··· RECORDS FOR THE EXERCISE
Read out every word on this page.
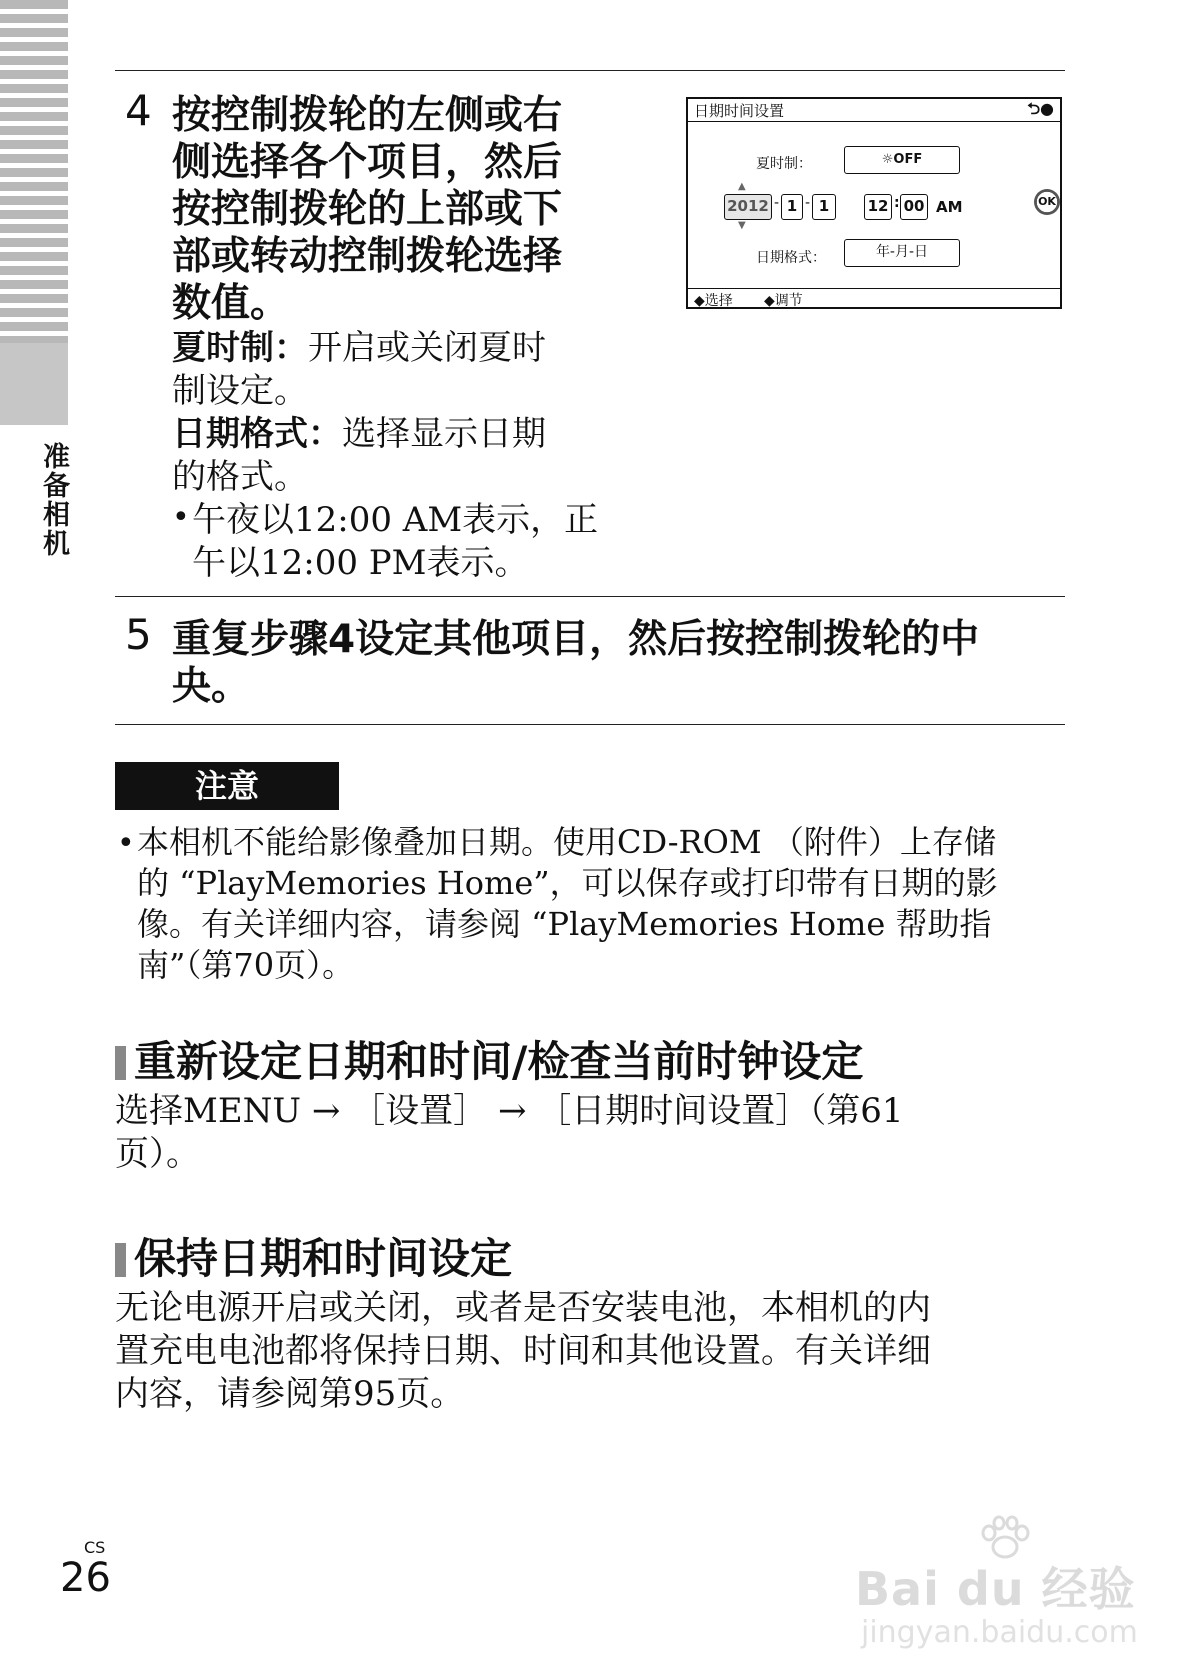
准备相机
4 按控制拨轮的左侧或右
侧选择各个项目，然后
按控制拨轮的上部或下
部或转动控制拨轮选择
数值。
夏时制：开启或关闭夏时
制设定。
日期格式：选择显示日期
的格式。
• 午夜以12:00 AM表示，正
午以12:00 PM表示。
日期时间设置	⮌●
夏时制：	☼OFF
▲
2012
▼
- 1 - 1	12 : 00 AM	OK
日期格式：	年-月-日
◆选择 ◆调节
5 重复步骤4设定其他项目，然后按控制拨轮的中
央。
注意
• 本相机不能给影像叠加日期。使用CD-ROM （附件）上存储
的 “PlayMemories Home”，可以保存或打印带有日期的影
像。有关详细内容，请参阅 “PlayMemories Home 帮助指
南”（第70页）。
重新设定日期和时间/检查当前时钟设定
选择MENU → ［设置］ → ［日期时间设置］（第61
页）。
保持日期和时间设定
无论电源开启或关闭，或者是否安装电池，本相机的内
置充电电池都将保持日期、时间和其他设置。有关详细
内容，请参阅第95页。
CS
26	Bai du 经验
jingyan.baidu.com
······
> [AIM]:
Quote every record above exactly, omitting any pictures they contain.

> [RESULT]:
Read out every word on this page.
准备相机
4 按控制拨轮的左侧或右
侧选择各个项目，然后
按控制拨轮的上部或下
部或转动控制拨轮选择
数值。
夏时制：开启或关闭夏时
制设定。
日期格式：选择显示日期
的格式。
• 午夜以12:00 AM表示，正
午以12:00 PM表示。
日期时间设置	⮌●
夏时制：	☼OFF
▲
2012
▼
- 1 - 1	12 : 00 AM	OK
日期格式：	年-月-日
◆选择 ◆调节
5 重复步骤4设定其他项目，然后按控制拨轮的中
央。
注意
• 本相机不能给影像叠加日期。使用CD-ROM （附件）上存储
的 “PlayMemories Home”，可以保存或打印带有日期的影
像。有关详细内容，请参阅 “PlayMemories Home 帮助指
南”（第70页）。
重新设定日期和时间/检查当前时钟设定
选择MENU → ［设置］ → ［日期时间设置］（第61
页）。
保持日期和时间设定
无论电源开启或关闭，或者是否安装电池，本相机的内
置充电电池都将保持日期、时间和其他设置。有关详细
内容，请参阅第95页。
CS
26	Bai du 经验
jingyan.baidu.com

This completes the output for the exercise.